■ **What you need to do**
Each entry has to be copied exactly, with nothing missed.

===== Entries

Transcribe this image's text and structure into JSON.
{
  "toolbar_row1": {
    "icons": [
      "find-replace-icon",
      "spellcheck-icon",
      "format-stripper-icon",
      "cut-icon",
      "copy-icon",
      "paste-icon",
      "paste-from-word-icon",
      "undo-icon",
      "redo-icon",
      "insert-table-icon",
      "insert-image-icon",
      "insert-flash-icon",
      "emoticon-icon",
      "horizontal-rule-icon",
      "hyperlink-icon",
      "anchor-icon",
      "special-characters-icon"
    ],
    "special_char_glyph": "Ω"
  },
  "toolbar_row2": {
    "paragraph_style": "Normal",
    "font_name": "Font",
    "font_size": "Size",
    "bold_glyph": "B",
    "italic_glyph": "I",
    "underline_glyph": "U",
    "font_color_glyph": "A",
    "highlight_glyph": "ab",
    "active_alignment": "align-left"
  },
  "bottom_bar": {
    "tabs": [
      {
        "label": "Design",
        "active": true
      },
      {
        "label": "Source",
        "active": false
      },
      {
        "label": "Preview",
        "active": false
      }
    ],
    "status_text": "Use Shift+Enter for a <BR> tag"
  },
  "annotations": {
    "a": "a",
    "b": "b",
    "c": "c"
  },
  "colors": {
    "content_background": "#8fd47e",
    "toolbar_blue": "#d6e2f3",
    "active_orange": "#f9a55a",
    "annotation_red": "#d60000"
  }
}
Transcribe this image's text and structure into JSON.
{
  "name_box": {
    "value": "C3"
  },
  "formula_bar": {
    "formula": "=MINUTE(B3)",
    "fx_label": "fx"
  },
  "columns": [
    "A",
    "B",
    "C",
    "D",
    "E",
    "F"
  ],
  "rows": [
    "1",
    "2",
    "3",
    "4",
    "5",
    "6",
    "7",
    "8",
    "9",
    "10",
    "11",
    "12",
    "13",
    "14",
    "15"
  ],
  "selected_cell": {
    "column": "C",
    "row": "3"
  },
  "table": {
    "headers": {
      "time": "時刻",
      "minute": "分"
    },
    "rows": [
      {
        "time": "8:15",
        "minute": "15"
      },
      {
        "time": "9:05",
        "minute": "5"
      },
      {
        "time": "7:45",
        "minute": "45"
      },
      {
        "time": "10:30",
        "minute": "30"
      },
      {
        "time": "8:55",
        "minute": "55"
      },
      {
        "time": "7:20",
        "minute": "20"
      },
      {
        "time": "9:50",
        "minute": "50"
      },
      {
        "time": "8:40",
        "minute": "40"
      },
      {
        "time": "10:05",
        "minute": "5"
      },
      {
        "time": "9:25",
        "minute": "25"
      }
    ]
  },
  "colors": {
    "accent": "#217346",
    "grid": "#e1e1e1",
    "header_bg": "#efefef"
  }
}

==========

■ **Finished task**
Transcribe this image's text and structure into JSON.
{
  "toolbar_row1": {
    "icons": [
      "find-replace-icon",
      "spellcheck-icon",
      "format-stripper-icon",
      "cut-icon",
      "copy-icon",
      "paste-icon",
      "paste-from-word-icon",
      "undo-icon",
      "redo-icon",
      "insert-table-icon",
      "insert-image-icon",
      "insert-flash-icon",
      "emoticon-icon",
      "horizontal-rule-icon",
      "hyperlink-icon",
      "anchor-icon",
      "special-characters-icon"
    ],
    "special_char_glyph": "Ω"
  },
  "toolbar_row2": {
    "paragraph_style": "Normal",
    "font_name": "Font",
    "font_size": "Size",
    "bold_glyph": "B",
    "italic_glyph": "I",
    "underline_glyph": "U",
    "font_color_glyph": "A",
    "highlight_glyph": "ab",
    "active_alignment": "align-left"
  },
  "bottom_bar": {
    "tabs": [
      {
        "label": "Design",
        "active": true
      },
      {
        "label": "Source",
        "active": false
      },
      {
        "label": "Preview",
        "active": false
      }
    ],
    "status_text": "Use Shift+Enter for a <BR> tag"
  },
  "annotations": {
    "a": "a",
    "b": "b",
    "c": "c"
  },
  "colors": {
    "content_background": "#8fd47e",
    "toolbar_blue": "#d6e2f3",
    "active_orange": "#f9a55a",
    "annotation_red": "#d60000"
  }
}
Transcribe this image's text and structure into JSON.
{
  "name_box": {
    "value": "C3"
  },
  "formula_bar": {
    "formula": "=MINUTE(B3)",
    "fx_label": "fx"
  },
  "columns": [
    "A",
    "B",
    "C",
    "D",
    "E",
    "F"
  ],
  "rows": [
    "1",
    "2",
    "3",
    "4",
    "5",
    "6",
    "7",
    "8",
    "9",
    "10",
    "11",
    "12",
    "13",
    "14",
    "15"
  ],
  "selected_cell": {
    "column": "C",
    "row": "3"
  },
  "table": {
    "headers": {
      "time": "時刻",
      "minute": "分"
    },
    "rows": [
      {
        "time": "8:15",
        "minute": "15"
      },
      {
        "time": "9:05",
        "minute": "5"
      },
      {
        "time": "7:45",
        "minute": "45"
      },
      {
        "time": "10:30",
        "minute": "30"
      },
      {
        "time": "8:55",
        "minute": "55"
      },
      {
        "time": "7:20",
        "minute": "20"
      },
      {
        "time": "9:50",
        "minute": "50"
      },
      {
        "time": "8:40",
        "minute": "40"
      },
      {
        "time": "10:05",
        "minute": "5"
      },
      {
        "time": "9:25",
        "minute": "25"
      }
    ]
  },
  "colors": {
    "accent": "#217346",
    "grid": "#e1e1e1",
    "header_bg": "#efefef"
  }
}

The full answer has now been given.